**Written problem**
Copy each line of the entries beneath that contains the word "бюджете".

Dataset records

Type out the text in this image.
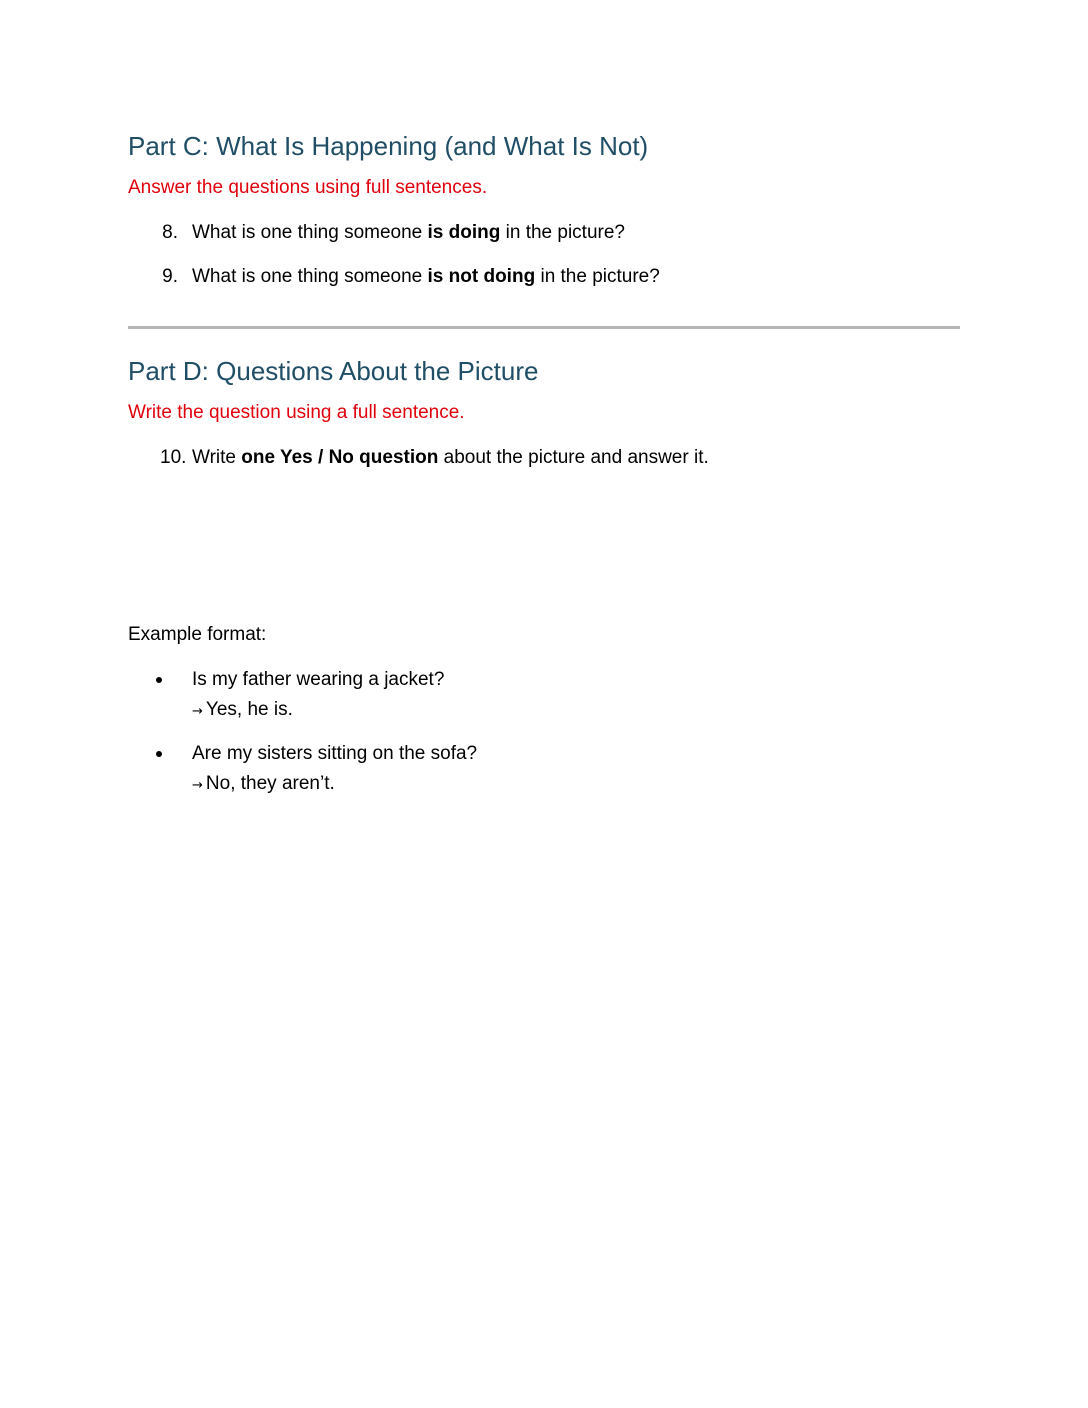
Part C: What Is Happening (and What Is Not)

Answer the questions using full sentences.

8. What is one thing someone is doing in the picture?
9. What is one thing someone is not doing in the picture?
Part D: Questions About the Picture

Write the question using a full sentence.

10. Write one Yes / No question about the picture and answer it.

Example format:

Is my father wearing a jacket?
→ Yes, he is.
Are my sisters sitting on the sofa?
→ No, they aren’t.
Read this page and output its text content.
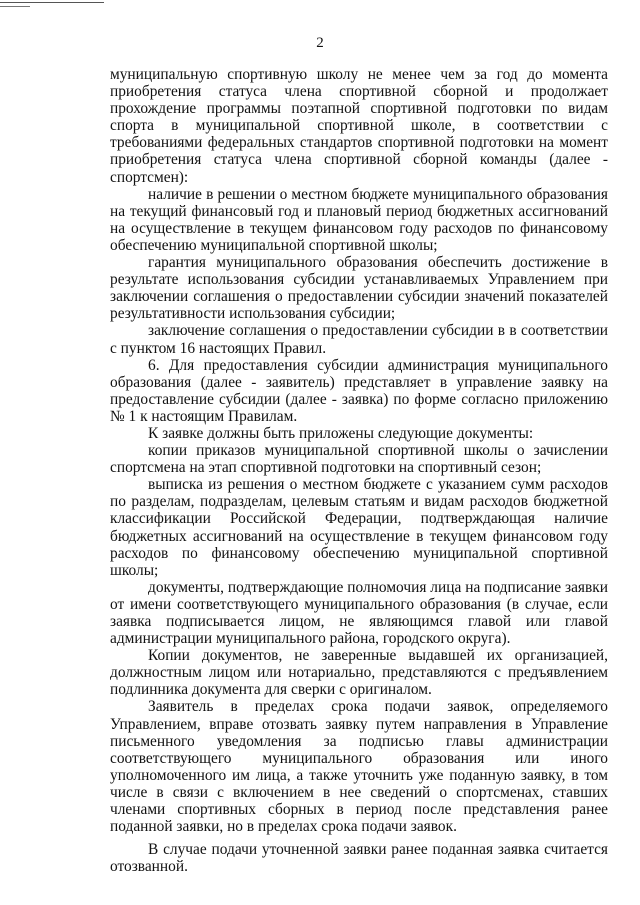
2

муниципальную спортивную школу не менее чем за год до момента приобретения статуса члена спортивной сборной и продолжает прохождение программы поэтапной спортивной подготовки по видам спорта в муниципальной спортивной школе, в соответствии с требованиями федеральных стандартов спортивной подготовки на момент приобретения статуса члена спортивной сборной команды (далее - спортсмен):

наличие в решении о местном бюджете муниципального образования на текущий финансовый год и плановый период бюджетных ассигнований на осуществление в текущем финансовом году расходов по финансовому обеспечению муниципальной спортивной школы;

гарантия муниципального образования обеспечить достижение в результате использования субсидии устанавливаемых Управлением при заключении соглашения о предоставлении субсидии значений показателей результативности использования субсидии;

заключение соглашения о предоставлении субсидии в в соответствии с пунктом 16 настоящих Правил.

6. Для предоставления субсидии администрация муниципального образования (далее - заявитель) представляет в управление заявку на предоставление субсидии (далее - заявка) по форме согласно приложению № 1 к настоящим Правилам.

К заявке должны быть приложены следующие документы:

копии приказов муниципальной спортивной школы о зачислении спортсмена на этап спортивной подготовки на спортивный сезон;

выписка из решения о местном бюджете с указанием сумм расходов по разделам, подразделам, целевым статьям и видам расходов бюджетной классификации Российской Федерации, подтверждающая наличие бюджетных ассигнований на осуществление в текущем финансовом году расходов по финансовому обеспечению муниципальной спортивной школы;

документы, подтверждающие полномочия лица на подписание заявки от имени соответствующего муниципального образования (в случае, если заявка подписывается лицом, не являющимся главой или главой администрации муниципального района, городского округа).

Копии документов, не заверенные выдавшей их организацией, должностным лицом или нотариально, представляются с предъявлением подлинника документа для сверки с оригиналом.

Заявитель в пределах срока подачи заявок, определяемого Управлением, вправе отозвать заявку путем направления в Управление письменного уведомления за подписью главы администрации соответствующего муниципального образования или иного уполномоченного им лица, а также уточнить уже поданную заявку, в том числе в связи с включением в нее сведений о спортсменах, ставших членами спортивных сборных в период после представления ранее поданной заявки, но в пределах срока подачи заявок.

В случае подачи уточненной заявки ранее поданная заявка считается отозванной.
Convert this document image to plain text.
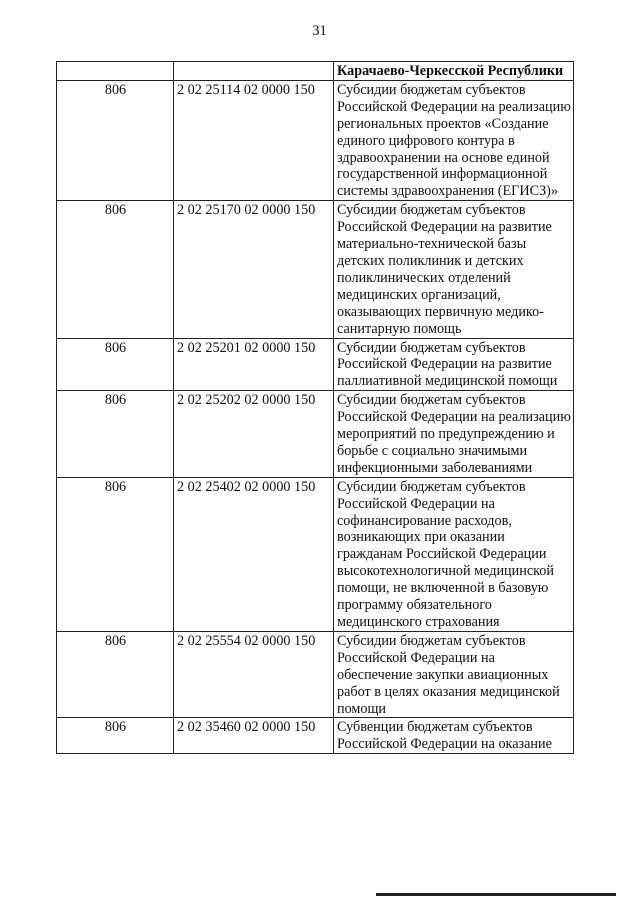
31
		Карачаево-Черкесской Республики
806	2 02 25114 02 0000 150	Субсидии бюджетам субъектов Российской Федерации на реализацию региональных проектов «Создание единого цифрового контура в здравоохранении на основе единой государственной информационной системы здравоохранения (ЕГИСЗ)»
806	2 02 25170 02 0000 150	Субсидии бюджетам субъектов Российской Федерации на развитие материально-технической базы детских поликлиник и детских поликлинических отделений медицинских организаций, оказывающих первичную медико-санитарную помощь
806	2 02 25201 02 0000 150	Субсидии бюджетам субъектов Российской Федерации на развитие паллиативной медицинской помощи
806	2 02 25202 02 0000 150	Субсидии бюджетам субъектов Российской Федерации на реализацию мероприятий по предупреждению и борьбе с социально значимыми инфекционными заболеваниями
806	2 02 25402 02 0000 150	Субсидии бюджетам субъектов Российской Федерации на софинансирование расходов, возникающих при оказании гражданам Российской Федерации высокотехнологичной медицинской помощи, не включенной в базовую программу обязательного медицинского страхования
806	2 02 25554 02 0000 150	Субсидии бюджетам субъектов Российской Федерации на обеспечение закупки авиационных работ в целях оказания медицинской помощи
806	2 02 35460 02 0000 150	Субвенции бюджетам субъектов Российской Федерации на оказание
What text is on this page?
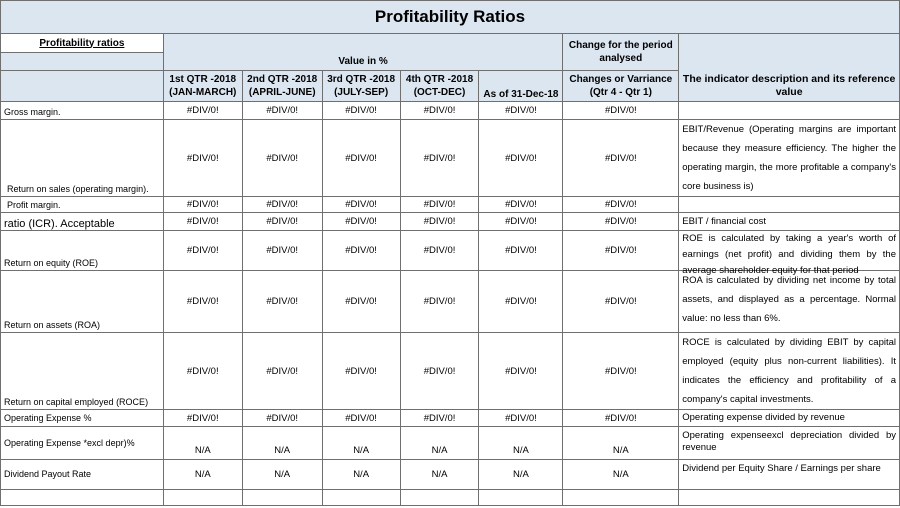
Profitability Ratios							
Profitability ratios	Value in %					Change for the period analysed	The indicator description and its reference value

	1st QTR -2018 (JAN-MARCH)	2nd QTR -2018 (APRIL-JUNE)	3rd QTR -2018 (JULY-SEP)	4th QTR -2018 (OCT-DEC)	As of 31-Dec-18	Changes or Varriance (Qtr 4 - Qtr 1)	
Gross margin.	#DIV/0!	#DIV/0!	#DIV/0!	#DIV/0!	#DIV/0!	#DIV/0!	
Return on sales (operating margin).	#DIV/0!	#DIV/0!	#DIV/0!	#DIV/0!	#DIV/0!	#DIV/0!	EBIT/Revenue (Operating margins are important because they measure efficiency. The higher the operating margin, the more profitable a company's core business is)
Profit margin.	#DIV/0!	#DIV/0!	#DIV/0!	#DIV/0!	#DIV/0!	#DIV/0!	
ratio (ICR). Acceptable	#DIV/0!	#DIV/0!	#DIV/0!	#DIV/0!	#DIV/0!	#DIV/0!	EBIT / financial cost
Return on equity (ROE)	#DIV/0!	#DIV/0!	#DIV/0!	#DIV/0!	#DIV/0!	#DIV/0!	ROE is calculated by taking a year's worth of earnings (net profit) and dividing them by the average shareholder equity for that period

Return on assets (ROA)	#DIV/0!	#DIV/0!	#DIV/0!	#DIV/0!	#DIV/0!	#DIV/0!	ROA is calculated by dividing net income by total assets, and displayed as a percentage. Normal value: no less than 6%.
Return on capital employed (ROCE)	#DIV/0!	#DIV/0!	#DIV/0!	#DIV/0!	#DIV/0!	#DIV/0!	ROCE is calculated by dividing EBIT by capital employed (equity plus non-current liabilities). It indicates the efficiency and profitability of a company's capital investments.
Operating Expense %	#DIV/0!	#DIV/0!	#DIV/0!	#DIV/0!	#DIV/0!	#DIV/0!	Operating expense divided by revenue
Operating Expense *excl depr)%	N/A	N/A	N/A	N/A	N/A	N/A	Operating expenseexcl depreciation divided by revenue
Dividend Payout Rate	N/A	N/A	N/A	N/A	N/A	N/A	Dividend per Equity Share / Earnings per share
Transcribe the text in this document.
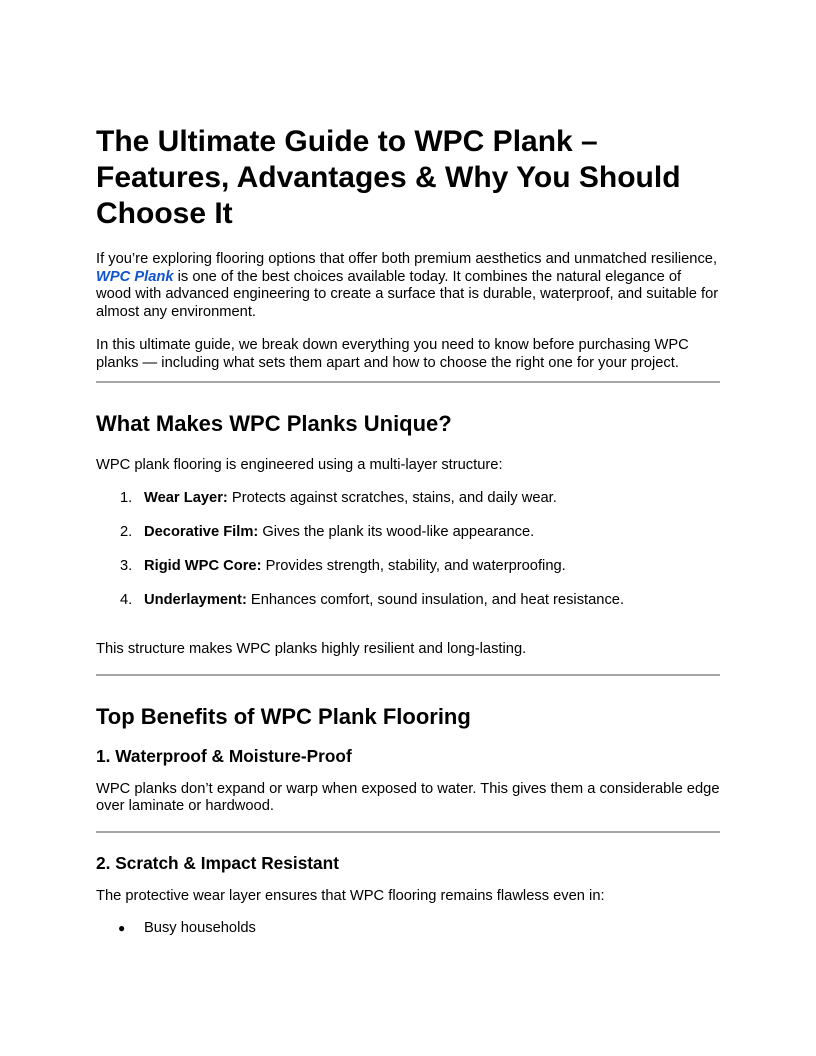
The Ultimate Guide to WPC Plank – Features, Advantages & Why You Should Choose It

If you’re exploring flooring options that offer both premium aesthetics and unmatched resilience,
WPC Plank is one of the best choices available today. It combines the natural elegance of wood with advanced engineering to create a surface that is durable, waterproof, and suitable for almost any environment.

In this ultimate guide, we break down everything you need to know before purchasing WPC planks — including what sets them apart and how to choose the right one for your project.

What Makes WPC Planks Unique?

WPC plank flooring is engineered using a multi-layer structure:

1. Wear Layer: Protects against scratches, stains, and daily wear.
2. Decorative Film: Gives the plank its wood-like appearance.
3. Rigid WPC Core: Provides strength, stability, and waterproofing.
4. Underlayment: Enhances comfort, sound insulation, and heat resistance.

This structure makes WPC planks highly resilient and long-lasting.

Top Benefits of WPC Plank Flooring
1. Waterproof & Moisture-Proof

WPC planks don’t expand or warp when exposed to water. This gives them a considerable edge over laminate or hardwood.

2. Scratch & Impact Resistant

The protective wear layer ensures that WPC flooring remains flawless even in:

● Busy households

**Answer to this task**
наличие в решении о местном бюджете муниципального образования на текущий финансовый год и плановый период бюджетных ассигнований на осуществление в текущем финансовом году расходов по финансовому обеспечению муниципальной спортивной школы;
выписка из решения о местном бюджете с указанием сумм расходов по разделам, подразделам, целевым статьям и видам расходов бюджетной классификации Российской Федерации, подтверждающая наличие бюджетных ассигнований на осуществление в текущем финансовом году расходов по финансовому обеспечению муниципальной спортивной школы;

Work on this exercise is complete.